— EXERCISE TASK —
Copy every line of the listing that holds the string "rotativo".

— Collected data entries —
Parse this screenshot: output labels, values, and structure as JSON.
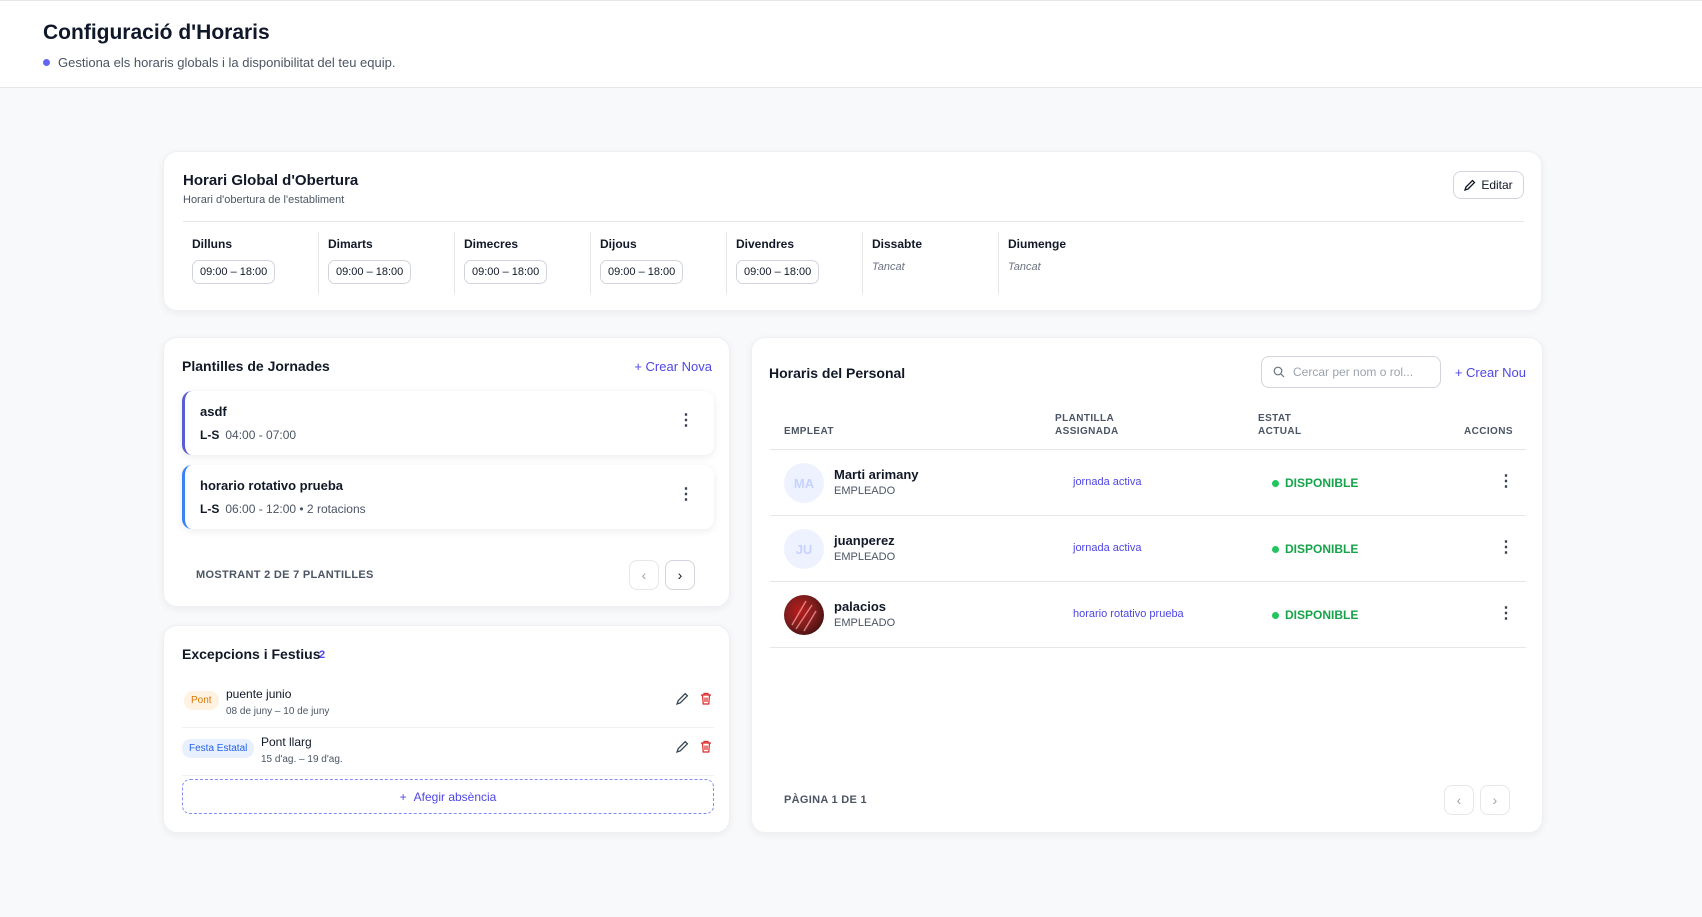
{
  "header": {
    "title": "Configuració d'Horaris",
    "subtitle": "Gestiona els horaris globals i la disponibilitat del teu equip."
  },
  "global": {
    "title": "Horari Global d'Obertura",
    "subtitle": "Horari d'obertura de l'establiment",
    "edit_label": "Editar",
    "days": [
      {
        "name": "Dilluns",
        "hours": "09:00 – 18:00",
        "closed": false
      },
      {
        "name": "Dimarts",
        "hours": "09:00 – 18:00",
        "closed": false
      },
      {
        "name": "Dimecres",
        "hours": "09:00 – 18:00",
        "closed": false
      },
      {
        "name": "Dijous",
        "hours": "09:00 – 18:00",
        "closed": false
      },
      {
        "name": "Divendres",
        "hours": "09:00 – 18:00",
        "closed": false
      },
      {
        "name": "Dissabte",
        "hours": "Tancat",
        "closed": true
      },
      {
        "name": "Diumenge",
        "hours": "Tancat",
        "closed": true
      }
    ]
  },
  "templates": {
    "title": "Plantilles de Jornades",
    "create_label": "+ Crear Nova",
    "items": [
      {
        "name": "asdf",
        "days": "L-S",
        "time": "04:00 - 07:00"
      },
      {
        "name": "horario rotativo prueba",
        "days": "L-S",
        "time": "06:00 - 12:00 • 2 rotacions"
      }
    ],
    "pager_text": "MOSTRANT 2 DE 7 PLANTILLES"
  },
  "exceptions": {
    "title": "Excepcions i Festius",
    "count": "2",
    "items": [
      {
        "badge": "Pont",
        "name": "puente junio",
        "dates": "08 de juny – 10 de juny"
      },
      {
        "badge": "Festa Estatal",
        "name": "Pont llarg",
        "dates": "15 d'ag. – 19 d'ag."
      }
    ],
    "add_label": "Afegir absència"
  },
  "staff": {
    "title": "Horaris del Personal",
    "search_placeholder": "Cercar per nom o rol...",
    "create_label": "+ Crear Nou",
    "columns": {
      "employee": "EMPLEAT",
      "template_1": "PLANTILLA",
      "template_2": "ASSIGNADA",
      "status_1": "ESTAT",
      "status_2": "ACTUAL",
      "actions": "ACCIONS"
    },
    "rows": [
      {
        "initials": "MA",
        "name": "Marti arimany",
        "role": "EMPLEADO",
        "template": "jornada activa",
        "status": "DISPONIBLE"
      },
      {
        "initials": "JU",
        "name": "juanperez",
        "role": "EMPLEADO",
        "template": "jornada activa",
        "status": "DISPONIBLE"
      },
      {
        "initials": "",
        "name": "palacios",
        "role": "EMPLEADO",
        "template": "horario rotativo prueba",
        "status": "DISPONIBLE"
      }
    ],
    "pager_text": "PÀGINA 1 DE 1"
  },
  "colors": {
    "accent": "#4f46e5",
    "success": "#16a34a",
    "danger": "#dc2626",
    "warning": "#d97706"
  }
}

...

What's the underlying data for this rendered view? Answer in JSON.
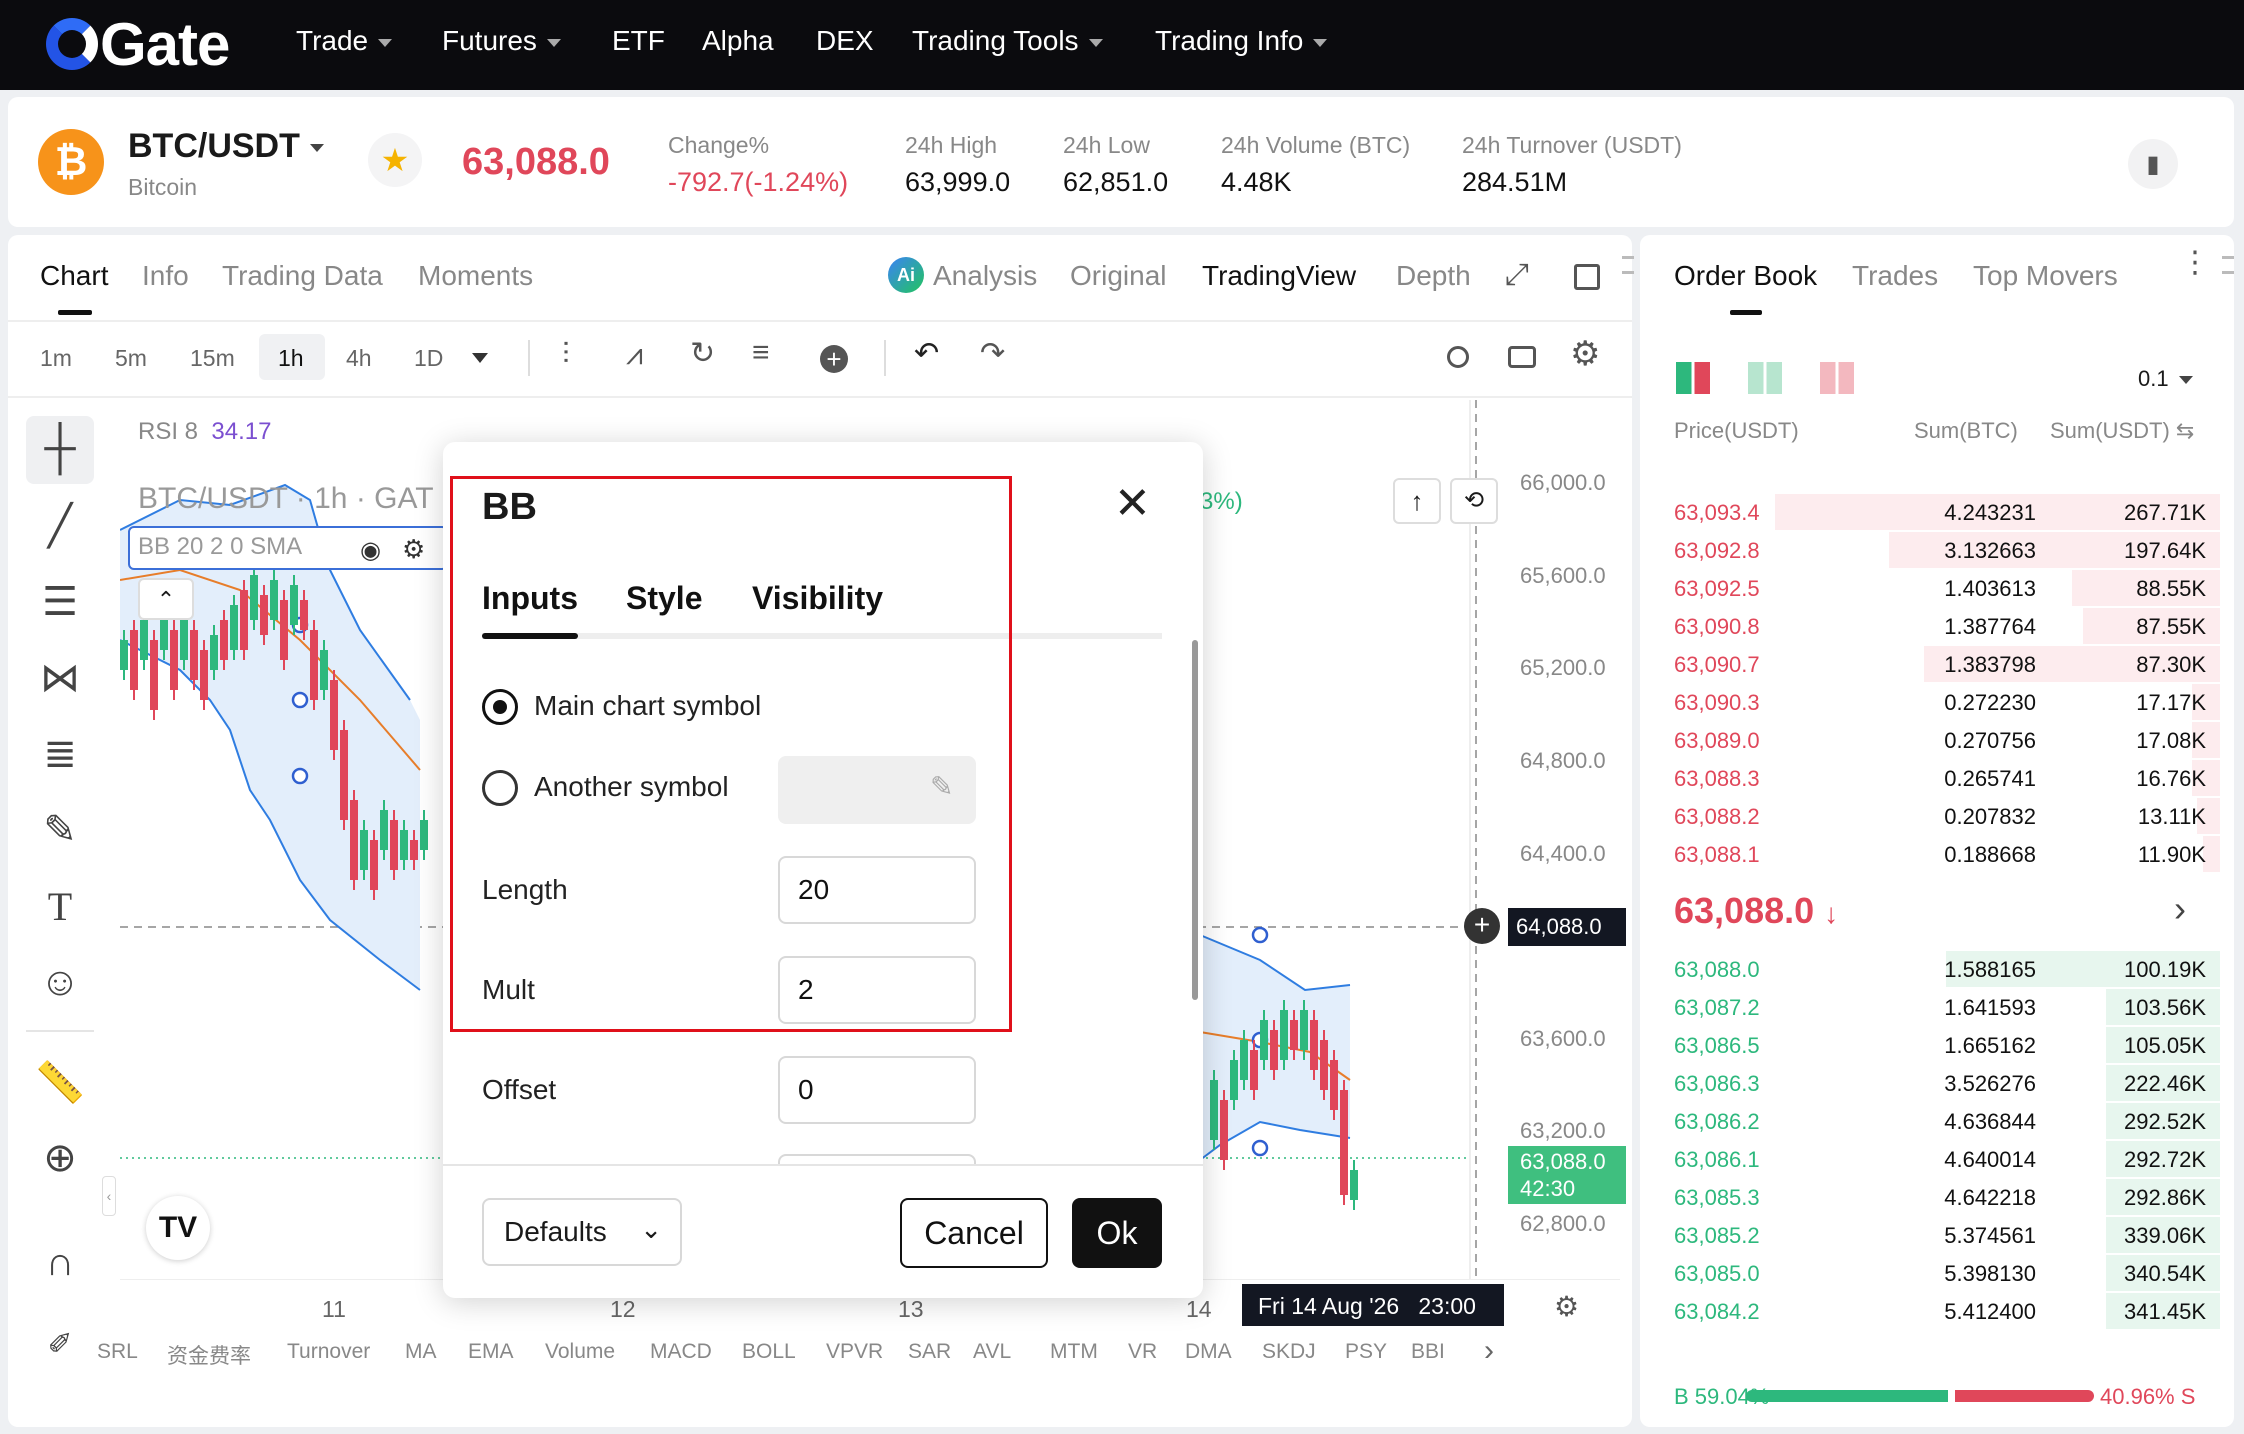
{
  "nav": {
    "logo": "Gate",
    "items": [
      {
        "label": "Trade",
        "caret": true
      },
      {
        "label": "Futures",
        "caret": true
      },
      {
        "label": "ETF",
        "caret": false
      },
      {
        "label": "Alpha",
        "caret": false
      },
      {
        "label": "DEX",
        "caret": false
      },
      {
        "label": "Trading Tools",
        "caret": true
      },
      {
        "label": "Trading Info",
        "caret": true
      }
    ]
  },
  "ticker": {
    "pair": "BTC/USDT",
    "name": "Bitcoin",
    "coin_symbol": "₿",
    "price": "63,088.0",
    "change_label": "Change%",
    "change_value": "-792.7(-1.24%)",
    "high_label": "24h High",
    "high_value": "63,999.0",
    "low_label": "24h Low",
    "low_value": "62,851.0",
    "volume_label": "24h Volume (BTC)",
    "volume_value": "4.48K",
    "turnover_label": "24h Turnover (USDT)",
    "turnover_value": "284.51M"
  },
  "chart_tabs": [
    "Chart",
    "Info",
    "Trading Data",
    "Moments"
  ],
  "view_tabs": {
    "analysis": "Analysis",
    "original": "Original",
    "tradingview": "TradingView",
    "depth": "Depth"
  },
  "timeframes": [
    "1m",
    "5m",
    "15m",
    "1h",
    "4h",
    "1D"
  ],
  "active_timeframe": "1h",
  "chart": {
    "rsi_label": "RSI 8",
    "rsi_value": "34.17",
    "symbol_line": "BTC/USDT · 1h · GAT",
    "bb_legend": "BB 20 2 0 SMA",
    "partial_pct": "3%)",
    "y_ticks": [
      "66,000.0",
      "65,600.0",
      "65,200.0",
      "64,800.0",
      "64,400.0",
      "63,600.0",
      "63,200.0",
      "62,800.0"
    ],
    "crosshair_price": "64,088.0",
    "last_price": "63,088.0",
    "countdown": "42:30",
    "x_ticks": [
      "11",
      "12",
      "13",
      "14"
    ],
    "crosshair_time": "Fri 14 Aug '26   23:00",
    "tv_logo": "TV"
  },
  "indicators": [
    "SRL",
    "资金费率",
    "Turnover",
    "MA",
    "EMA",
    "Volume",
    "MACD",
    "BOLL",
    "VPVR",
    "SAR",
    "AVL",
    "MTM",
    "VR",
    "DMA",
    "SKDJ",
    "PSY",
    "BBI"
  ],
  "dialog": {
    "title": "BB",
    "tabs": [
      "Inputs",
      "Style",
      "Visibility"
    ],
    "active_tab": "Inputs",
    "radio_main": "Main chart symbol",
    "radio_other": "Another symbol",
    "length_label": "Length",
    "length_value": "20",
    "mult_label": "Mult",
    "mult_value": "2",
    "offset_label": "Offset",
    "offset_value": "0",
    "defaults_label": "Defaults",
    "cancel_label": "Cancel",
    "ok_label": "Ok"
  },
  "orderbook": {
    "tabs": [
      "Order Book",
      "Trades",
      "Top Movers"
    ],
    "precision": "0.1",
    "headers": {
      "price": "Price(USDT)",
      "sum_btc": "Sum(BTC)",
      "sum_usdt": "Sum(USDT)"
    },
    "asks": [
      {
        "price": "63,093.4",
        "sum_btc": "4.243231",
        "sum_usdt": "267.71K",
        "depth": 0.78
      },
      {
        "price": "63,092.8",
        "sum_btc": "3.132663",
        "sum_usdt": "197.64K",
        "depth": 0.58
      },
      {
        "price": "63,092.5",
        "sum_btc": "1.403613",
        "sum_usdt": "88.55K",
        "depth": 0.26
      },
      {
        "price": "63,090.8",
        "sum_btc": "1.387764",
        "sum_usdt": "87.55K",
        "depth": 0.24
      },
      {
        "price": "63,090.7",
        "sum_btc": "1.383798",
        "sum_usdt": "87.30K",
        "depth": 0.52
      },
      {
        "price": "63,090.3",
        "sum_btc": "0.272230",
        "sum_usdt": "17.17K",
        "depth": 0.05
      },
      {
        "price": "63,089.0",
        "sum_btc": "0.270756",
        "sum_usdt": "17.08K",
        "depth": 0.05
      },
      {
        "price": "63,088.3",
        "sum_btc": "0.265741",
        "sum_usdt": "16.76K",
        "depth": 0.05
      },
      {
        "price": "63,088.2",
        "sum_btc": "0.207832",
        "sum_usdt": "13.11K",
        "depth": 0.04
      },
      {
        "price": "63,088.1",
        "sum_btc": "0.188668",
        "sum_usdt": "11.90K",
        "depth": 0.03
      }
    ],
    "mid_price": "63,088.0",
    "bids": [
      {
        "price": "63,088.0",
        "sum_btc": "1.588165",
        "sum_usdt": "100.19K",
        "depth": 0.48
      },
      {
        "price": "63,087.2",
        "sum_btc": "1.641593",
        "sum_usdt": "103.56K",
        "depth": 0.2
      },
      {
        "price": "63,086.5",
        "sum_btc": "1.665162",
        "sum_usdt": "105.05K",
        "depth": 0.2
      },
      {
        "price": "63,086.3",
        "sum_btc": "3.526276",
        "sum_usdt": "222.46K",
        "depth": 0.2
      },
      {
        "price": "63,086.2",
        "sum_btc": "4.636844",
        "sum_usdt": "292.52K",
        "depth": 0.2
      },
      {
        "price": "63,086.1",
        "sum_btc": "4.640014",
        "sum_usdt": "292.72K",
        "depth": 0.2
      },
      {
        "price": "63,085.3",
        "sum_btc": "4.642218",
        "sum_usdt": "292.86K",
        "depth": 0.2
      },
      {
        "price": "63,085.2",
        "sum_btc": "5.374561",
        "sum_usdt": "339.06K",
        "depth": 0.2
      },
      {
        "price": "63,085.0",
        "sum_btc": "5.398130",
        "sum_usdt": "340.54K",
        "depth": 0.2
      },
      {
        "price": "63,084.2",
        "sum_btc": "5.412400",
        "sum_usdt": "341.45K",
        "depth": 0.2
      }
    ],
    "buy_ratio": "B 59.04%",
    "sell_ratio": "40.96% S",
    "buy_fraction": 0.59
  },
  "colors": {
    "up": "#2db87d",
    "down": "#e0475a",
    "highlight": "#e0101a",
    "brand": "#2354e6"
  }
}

— THE COMPLETED TASK —
        "name": "horario rotativo prueba",
        "template": "horario rotativo prueba",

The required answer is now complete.